What is required. Locate each line with the string "Toos" in the listing below and copy it.

Data listing.
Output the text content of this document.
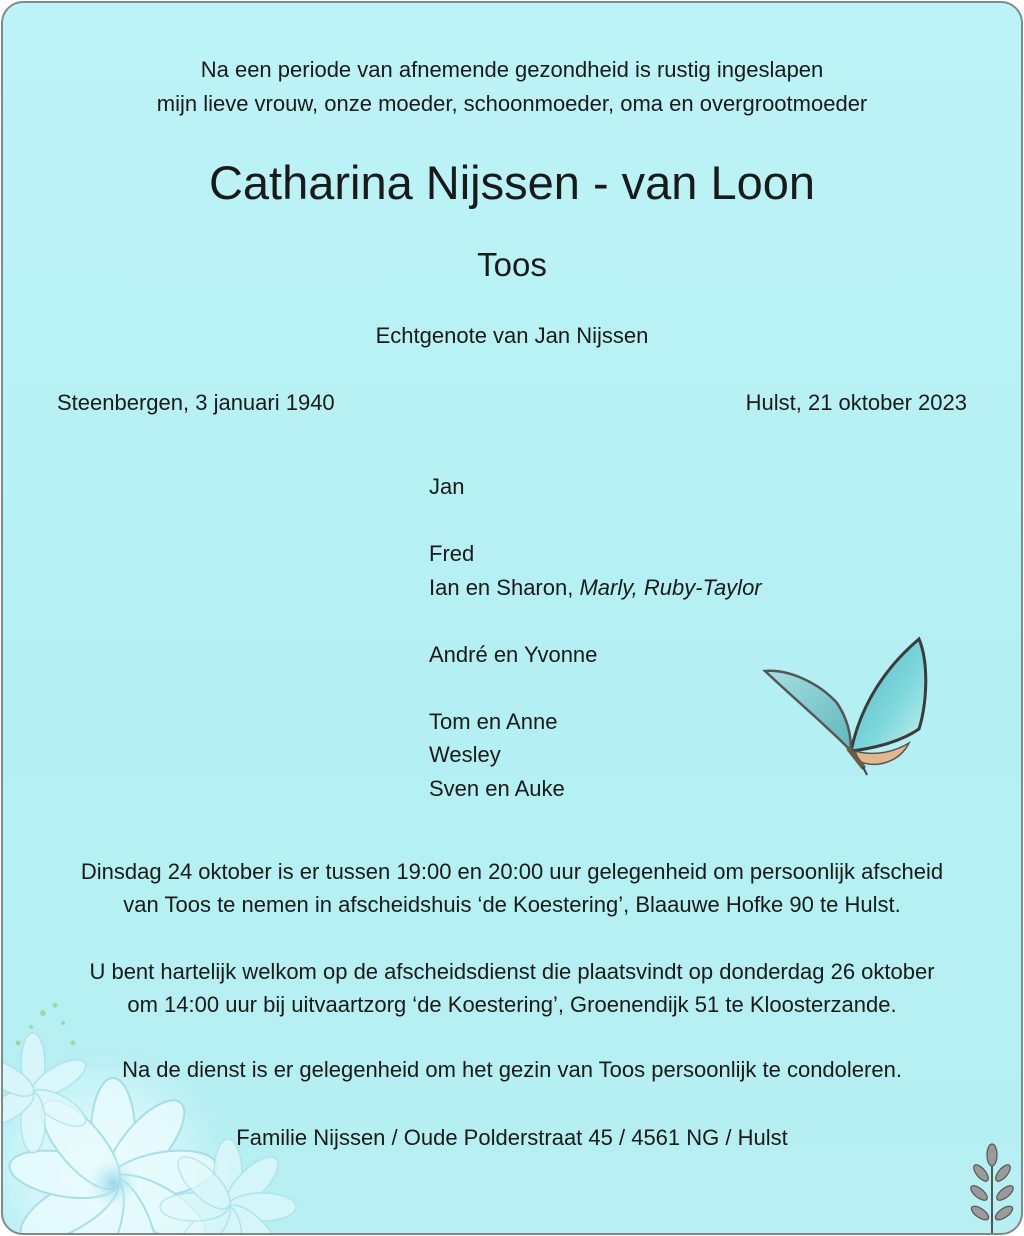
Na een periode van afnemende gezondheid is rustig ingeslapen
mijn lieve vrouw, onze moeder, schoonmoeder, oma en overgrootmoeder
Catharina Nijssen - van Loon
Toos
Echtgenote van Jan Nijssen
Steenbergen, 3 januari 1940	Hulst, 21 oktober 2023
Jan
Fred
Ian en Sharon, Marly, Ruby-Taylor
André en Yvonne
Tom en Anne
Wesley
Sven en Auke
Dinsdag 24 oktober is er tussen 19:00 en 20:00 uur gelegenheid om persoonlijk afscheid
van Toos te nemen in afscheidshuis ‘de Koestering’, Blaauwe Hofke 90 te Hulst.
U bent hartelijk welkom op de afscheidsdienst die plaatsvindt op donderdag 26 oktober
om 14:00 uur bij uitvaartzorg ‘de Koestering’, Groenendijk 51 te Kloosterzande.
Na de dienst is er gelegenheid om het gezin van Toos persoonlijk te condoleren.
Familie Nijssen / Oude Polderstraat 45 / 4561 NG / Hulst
* * *
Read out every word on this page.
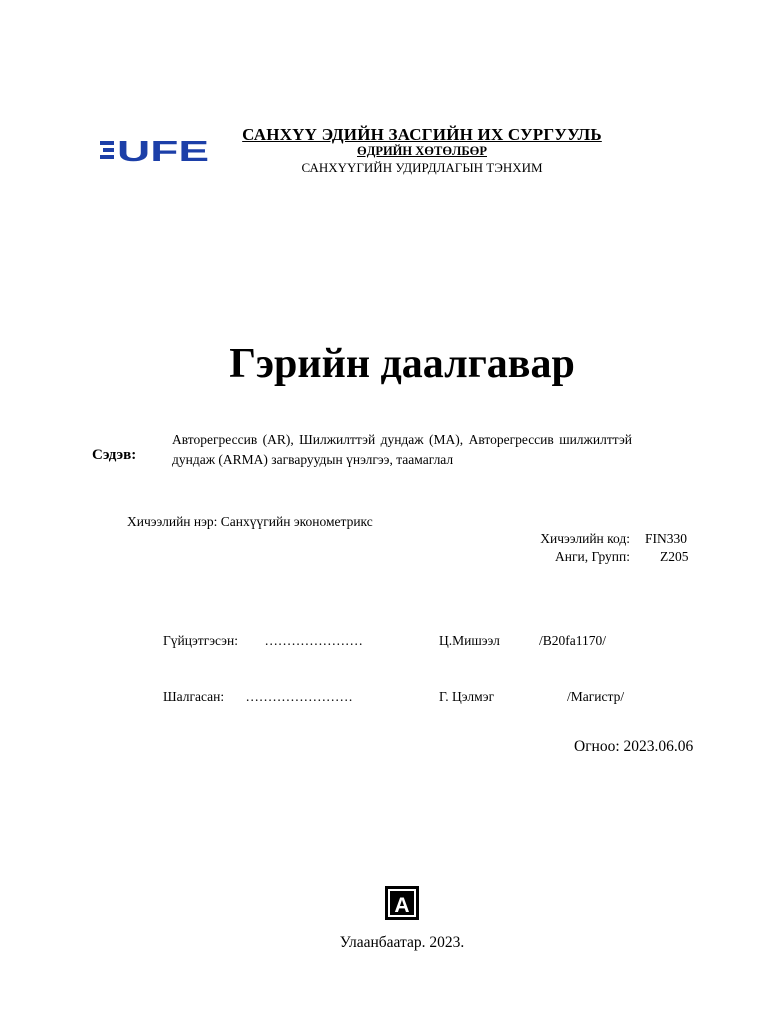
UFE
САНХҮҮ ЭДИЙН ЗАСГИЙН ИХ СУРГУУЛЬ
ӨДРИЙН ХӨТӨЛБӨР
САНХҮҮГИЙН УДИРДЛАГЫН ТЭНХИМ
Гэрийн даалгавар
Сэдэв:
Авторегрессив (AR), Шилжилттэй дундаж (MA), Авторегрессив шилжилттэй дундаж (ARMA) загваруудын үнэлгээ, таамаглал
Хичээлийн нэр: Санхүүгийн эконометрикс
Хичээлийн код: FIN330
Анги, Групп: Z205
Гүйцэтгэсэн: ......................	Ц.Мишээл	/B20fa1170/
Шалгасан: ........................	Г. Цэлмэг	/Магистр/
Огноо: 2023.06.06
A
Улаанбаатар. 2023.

Solution to the exercise.
Toos
van Toos te nemen in afscheidshuis ‘de Koestering’, Blaauwe Hofke 90 te Hulst.
Na de dienst is er gelegenheid om het gezin van Toos persoonlijk te condoleren.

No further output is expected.